━━━━━ 输入数据 ━━━━━

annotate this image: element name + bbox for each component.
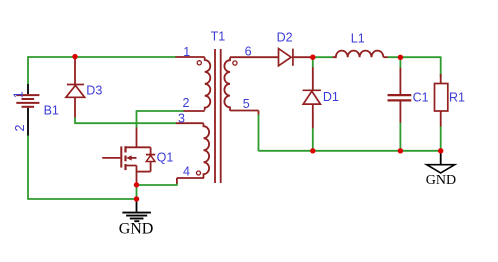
svg-text:L1: L1 bbox=[351, 31, 365, 45]
svg-text:5: 5 bbox=[243, 97, 250, 111]
svg-text:2: 2 bbox=[13, 125, 27, 132]
svg-text:D2: D2 bbox=[277, 30, 293, 44]
svg-text:B1: B1 bbox=[44, 104, 59, 118]
svg-text:D1: D1 bbox=[323, 90, 339, 104]
svg-text:2: 2 bbox=[183, 96, 190, 110]
svg-text:6: 6 bbox=[245, 45, 252, 59]
svg-text:4: 4 bbox=[183, 165, 190, 179]
svg-text:R1: R1 bbox=[449, 91, 465, 105]
svg-text:Q1: Q1 bbox=[157, 151, 174, 165]
svg-text:GND: GND bbox=[426, 173, 456, 188]
svg-text:1: 1 bbox=[12, 91, 26, 98]
svg-text:3: 3 bbox=[178, 111, 185, 125]
svg-text:C1: C1 bbox=[413, 91, 429, 105]
svg-text:GND: GND bbox=[119, 221, 154, 238]
svg-text:1: 1 bbox=[183, 45, 190, 59]
svg-text:D3: D3 bbox=[86, 84, 102, 98]
svg-text:T1: T1 bbox=[211, 30, 226, 44]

━━━━━

任务: 数一数上面的数据中有几行含有字符串“annotate”，只给出数字。

解答: 1